[Entries from a visual dataset]
_ _ _ _
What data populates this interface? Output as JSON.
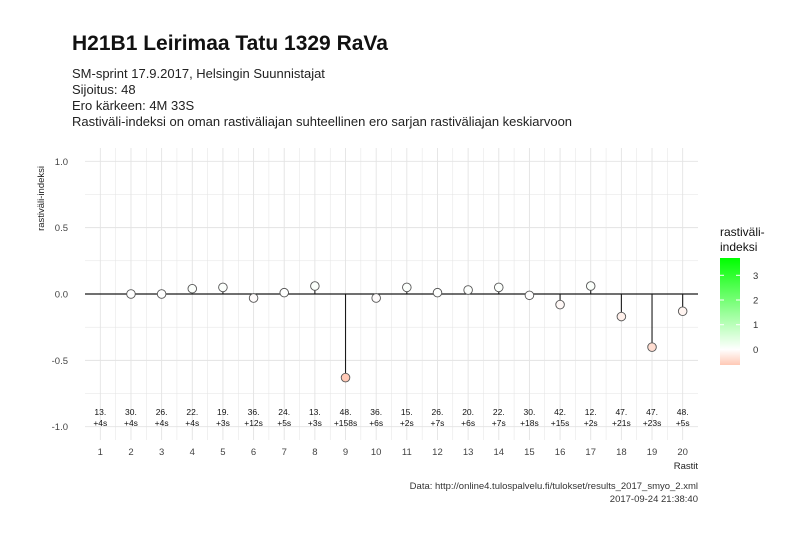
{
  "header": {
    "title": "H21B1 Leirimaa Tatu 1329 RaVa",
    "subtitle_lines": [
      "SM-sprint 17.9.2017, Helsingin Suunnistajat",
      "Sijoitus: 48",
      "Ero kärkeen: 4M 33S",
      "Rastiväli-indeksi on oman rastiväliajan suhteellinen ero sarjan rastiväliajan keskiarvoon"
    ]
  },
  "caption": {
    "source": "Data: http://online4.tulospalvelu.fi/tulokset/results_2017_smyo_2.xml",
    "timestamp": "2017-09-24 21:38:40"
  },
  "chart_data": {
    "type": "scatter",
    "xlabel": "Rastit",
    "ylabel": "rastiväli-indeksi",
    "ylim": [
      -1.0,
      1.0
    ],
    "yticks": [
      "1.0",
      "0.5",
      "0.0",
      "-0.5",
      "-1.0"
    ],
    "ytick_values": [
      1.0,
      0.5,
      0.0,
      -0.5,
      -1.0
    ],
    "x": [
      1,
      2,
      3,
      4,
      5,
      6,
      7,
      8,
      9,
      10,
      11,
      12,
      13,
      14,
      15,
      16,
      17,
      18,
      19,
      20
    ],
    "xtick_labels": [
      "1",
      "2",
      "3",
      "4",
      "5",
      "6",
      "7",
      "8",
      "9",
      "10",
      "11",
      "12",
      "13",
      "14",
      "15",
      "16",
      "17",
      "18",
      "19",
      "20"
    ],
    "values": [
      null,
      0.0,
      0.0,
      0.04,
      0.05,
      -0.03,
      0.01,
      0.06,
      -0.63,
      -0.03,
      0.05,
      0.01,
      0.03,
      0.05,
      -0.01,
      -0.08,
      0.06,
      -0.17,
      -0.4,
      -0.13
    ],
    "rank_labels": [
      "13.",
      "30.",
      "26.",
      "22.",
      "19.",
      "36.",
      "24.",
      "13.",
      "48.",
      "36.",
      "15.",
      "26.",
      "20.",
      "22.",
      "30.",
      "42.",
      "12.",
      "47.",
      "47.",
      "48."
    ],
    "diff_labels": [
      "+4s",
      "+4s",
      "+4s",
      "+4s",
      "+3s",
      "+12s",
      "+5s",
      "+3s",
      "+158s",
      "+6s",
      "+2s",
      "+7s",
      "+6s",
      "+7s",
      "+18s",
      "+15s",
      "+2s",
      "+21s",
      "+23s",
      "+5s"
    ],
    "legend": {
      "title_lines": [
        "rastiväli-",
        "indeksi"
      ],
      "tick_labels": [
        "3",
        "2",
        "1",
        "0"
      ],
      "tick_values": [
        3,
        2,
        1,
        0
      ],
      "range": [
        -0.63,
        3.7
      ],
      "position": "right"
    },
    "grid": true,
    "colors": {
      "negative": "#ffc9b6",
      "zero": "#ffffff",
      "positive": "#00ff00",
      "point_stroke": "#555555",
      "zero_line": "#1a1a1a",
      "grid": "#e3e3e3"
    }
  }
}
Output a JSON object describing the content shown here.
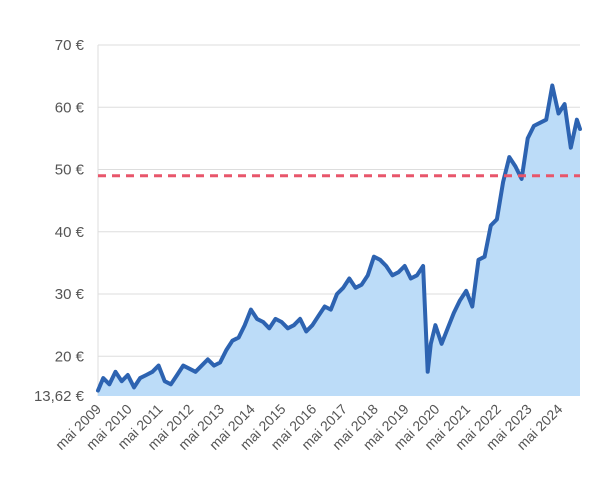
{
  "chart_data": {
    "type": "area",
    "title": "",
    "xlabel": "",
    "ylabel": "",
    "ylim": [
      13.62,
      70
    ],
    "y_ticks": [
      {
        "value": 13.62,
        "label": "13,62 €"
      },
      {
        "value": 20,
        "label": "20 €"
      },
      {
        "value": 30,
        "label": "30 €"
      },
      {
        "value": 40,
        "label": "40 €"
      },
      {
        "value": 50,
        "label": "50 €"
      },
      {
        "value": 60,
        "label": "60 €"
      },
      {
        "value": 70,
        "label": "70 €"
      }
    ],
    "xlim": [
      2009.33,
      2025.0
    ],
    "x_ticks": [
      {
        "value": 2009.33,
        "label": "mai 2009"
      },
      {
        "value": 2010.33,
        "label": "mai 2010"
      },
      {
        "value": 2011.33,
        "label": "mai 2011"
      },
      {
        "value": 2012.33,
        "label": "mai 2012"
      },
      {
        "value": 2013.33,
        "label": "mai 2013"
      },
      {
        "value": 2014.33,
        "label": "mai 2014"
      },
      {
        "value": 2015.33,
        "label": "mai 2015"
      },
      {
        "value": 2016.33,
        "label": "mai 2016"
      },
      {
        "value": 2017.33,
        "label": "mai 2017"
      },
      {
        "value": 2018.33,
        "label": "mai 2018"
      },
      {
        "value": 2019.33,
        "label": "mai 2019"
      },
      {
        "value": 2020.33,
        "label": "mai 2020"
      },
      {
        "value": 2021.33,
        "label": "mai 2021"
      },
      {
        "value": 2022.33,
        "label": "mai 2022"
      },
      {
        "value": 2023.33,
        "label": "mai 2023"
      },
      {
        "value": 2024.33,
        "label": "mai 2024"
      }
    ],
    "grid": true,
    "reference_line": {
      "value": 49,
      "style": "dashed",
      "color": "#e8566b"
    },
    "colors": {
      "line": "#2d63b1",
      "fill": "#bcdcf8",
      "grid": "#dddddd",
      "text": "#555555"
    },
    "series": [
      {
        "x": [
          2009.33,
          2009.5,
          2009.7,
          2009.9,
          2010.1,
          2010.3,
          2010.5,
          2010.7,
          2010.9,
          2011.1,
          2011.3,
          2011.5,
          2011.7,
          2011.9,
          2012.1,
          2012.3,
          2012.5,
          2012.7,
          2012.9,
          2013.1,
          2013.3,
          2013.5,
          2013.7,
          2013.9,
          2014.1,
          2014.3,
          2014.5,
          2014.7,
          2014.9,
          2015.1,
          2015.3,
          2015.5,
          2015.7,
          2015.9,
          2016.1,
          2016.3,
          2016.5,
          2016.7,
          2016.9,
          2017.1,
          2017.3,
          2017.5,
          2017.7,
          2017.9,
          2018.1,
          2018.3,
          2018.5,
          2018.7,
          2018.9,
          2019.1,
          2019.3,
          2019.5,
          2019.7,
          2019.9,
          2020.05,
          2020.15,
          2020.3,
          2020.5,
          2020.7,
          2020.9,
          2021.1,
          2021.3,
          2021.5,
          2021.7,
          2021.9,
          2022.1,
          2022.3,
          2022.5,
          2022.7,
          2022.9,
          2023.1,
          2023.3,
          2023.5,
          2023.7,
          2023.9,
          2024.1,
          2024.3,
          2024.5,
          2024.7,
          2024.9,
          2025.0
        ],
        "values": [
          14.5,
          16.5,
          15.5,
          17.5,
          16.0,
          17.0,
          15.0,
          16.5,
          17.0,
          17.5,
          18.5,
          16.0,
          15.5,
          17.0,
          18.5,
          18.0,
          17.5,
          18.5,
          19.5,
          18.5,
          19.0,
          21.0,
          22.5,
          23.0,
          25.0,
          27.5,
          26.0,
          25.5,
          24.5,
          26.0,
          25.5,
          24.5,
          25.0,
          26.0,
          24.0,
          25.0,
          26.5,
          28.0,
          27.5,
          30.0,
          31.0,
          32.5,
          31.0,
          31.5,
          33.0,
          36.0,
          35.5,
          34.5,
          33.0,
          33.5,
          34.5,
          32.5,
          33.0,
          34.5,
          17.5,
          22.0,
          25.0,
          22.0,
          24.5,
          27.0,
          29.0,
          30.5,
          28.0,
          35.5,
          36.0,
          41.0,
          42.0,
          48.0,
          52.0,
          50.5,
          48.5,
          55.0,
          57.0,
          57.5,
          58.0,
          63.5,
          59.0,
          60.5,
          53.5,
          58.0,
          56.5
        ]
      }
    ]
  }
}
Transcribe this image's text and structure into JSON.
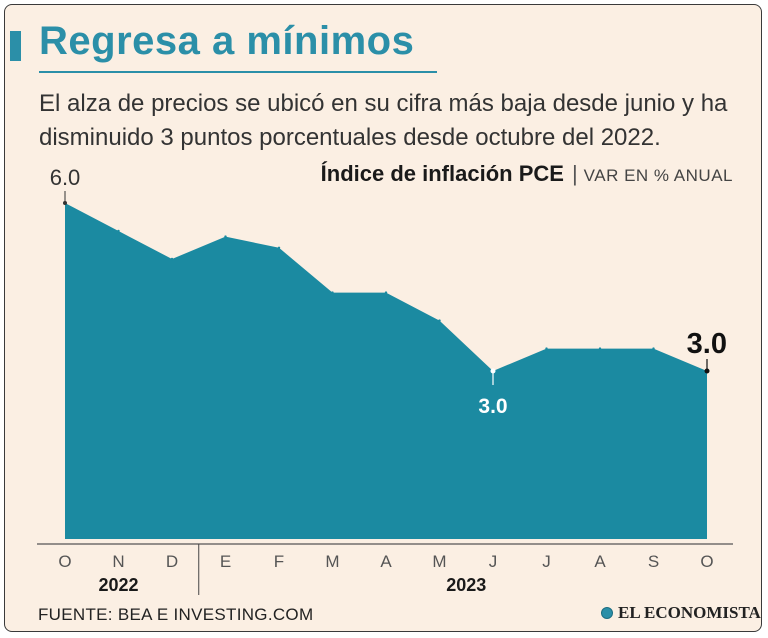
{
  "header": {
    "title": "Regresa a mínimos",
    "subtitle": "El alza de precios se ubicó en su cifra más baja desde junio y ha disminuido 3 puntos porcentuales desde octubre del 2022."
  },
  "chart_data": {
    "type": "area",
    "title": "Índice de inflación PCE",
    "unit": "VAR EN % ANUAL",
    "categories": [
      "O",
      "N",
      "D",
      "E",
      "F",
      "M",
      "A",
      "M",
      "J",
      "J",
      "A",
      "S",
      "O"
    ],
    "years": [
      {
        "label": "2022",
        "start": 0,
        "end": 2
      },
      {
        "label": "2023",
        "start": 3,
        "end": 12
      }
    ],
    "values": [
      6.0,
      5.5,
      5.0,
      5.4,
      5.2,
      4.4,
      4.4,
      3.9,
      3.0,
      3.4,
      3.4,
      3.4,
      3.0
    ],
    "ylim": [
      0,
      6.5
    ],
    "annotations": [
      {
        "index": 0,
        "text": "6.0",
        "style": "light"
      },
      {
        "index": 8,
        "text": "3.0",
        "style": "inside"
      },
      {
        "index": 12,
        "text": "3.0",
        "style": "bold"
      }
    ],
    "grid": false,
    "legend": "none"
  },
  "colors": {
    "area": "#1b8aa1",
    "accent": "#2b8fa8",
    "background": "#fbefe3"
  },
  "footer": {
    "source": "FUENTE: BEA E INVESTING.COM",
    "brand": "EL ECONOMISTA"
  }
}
_ _ _ _
TO DO:
Count how many lines in the data above hold the string "JSON", and give the number with no other words.

FINISHED EXERCISE:
3